■ AIM OF THE EXERCISE ■
Go through the listing below and gather every line with the word "home".

■ SUPPLIED INFORMATION ■
↓↓↓

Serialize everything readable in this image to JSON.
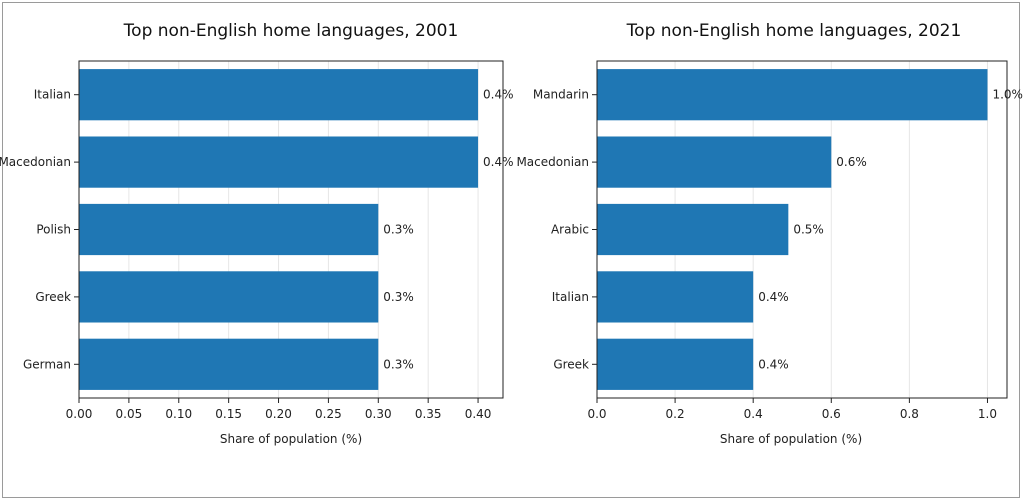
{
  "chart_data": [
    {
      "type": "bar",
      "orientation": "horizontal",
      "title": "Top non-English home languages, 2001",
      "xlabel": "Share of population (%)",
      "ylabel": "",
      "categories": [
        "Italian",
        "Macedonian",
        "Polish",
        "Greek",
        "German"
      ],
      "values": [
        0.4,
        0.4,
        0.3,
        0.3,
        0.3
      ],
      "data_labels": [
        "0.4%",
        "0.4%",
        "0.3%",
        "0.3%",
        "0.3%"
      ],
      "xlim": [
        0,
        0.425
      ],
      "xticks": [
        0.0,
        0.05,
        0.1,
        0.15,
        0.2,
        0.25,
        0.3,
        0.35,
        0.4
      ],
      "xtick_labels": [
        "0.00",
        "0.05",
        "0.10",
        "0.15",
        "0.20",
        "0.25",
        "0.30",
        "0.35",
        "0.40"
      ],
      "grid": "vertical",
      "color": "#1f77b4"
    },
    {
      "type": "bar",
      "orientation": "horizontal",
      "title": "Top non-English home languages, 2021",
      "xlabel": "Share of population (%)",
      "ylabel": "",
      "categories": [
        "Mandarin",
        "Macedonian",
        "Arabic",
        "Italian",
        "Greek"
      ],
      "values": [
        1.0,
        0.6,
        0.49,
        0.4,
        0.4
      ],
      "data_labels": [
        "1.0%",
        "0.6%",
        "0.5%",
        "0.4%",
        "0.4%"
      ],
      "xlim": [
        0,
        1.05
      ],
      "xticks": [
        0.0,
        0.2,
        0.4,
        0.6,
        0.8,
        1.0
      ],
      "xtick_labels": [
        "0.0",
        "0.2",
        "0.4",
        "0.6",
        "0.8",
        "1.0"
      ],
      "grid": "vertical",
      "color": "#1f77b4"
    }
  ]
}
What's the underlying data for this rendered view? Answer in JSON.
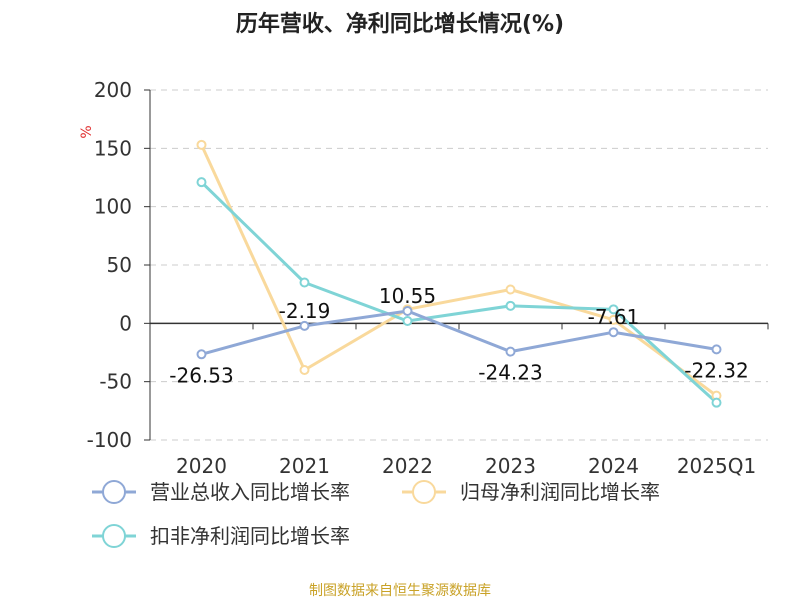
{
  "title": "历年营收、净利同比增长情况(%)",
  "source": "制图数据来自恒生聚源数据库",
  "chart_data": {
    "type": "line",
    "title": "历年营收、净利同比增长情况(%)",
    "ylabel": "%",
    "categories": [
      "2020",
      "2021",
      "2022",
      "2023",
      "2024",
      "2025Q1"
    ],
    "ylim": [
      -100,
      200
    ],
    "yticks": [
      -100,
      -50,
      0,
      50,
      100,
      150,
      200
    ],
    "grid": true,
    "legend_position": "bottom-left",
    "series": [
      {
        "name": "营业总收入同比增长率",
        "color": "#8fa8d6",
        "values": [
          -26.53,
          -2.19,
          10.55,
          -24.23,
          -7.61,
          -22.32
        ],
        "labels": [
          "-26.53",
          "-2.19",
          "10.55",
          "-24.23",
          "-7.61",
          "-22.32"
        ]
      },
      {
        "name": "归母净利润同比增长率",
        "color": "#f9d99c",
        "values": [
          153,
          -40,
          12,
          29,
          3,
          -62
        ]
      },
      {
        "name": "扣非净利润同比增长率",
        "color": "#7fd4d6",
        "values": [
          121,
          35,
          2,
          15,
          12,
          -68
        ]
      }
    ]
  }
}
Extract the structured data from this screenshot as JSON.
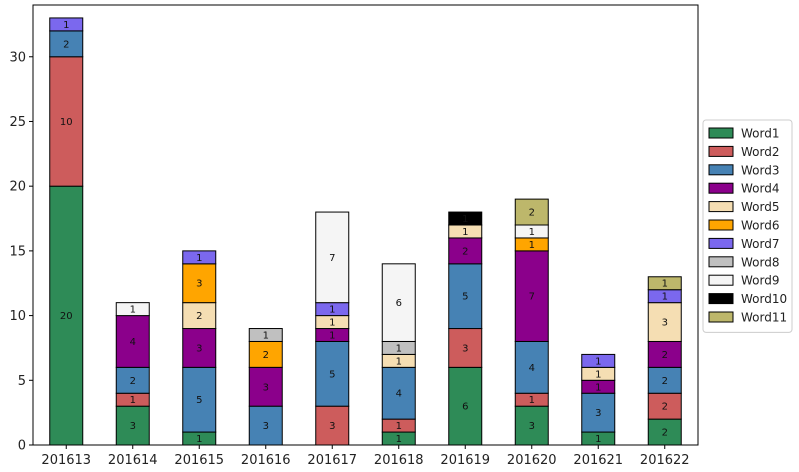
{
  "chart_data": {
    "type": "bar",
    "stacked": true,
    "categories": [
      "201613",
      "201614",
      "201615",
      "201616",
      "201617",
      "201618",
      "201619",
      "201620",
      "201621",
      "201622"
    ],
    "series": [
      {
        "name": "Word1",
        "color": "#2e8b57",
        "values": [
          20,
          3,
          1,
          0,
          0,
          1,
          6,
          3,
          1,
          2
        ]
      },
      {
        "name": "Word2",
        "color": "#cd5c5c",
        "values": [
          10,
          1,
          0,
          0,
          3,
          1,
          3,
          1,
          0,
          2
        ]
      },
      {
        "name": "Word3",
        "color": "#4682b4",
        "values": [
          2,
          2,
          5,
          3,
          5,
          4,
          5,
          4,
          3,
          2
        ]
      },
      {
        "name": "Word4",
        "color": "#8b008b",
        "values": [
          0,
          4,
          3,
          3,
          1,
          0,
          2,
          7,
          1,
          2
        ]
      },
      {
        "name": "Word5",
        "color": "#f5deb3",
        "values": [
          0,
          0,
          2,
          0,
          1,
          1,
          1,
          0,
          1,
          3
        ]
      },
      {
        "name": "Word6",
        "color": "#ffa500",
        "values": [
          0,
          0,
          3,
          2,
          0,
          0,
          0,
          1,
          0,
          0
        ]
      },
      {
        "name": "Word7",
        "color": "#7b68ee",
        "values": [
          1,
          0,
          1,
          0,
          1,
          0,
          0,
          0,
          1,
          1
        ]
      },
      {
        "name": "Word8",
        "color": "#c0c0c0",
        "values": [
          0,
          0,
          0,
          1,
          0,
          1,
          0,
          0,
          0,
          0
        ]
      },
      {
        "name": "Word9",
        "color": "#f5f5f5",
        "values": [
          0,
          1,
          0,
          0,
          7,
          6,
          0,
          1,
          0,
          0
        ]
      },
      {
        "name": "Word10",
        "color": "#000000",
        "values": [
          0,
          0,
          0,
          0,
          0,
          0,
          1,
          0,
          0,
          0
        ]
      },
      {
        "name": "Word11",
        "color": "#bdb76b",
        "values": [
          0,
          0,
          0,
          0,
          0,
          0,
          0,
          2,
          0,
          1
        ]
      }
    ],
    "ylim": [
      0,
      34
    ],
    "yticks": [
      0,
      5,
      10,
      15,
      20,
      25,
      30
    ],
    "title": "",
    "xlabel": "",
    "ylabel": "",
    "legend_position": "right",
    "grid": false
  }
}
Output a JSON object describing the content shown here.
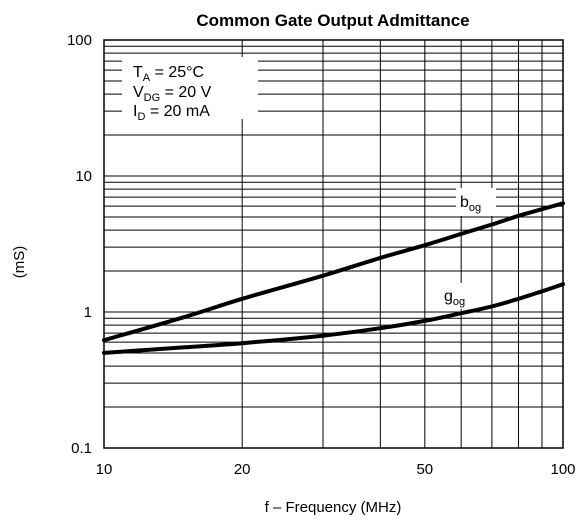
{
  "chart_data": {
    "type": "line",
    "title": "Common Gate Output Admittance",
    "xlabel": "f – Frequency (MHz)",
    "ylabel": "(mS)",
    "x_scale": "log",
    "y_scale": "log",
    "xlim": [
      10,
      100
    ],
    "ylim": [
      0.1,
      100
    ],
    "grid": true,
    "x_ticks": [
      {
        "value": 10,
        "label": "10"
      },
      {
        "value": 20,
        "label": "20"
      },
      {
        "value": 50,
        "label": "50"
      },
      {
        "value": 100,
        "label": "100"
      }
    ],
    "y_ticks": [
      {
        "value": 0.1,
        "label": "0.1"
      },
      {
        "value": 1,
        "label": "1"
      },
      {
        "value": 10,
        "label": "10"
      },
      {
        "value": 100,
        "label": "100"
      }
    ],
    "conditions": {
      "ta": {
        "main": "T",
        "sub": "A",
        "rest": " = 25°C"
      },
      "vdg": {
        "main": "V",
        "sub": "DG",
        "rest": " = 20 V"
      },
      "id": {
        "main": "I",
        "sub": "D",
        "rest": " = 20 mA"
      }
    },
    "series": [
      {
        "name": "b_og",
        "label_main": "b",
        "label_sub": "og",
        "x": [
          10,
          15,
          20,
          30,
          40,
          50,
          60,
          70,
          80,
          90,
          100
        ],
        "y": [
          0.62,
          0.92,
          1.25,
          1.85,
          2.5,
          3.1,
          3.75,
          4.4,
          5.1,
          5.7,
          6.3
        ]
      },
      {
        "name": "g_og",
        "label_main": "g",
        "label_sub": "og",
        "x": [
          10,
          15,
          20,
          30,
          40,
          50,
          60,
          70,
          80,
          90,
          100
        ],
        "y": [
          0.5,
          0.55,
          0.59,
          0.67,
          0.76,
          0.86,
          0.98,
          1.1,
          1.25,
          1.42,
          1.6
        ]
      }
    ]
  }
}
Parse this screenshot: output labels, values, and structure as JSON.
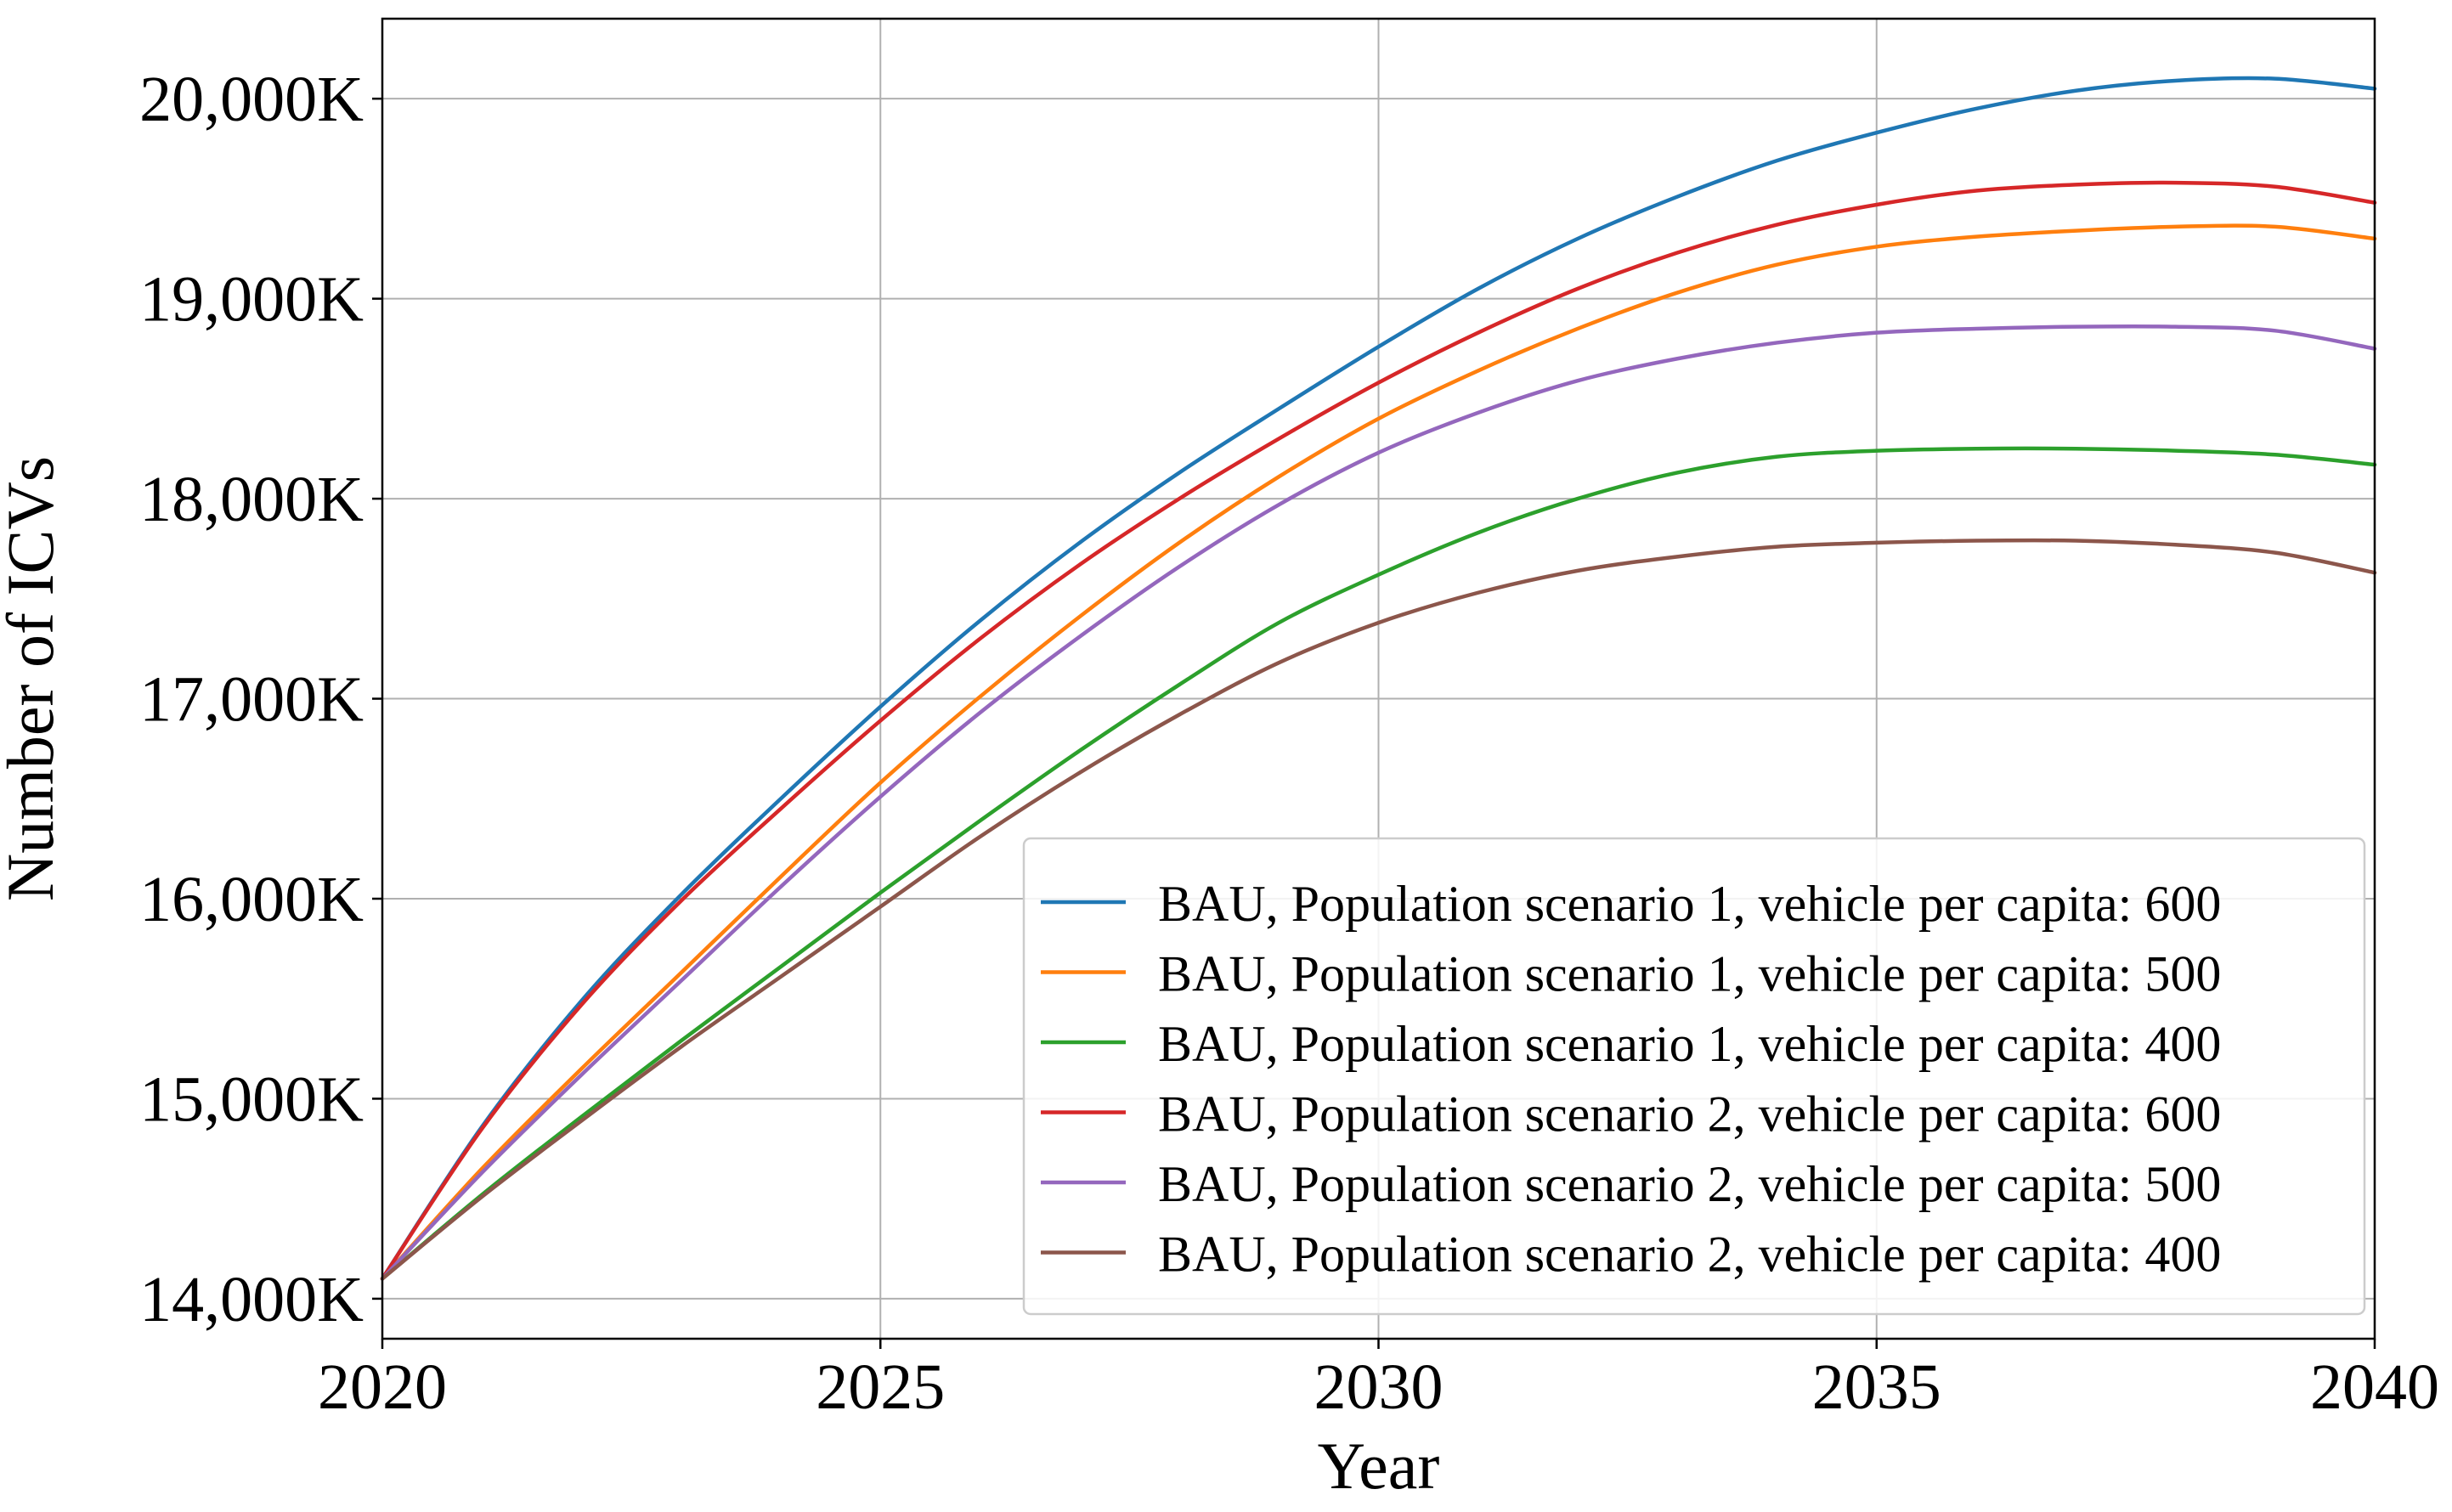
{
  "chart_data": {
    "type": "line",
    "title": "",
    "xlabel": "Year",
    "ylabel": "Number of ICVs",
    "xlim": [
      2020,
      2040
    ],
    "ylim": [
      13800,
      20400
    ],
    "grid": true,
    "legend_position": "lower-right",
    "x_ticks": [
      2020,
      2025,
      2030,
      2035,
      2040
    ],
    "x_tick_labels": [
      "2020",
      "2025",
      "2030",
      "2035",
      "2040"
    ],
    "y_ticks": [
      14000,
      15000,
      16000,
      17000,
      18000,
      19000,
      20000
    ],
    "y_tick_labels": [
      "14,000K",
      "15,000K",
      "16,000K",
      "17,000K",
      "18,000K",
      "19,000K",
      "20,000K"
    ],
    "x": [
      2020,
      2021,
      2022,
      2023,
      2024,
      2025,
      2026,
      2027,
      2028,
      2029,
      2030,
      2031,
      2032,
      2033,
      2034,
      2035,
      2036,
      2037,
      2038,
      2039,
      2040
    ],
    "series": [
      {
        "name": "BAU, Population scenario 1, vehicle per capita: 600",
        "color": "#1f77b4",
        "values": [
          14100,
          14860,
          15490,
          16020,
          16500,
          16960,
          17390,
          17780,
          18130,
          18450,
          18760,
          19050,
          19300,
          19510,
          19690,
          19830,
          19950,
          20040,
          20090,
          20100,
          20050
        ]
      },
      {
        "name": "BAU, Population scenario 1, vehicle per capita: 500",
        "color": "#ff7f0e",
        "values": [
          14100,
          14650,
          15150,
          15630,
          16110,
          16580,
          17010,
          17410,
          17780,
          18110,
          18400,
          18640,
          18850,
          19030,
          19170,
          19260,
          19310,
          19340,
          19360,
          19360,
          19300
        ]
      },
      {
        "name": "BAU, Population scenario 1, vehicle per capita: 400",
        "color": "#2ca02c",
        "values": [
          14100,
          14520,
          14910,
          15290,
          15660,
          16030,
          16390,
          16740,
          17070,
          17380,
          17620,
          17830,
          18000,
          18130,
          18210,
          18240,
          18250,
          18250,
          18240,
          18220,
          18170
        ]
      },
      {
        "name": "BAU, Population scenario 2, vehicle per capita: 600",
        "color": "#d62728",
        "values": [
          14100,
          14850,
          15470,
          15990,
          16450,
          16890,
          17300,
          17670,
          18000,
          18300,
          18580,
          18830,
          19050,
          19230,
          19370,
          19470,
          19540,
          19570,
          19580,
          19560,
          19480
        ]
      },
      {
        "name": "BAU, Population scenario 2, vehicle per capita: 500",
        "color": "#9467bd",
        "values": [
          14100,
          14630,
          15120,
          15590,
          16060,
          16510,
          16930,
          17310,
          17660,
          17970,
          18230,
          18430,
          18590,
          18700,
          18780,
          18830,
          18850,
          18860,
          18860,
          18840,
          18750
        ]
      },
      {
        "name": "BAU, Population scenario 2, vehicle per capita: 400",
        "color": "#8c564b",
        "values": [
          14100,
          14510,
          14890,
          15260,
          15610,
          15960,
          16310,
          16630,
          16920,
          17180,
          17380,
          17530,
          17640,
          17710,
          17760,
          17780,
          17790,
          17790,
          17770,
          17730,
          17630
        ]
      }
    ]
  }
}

↑↑↑

■ CORRECT OUTPUT ■
      "title": "Top non-English home languages, 2001",
      "title": "Top non-English home languages, 2021",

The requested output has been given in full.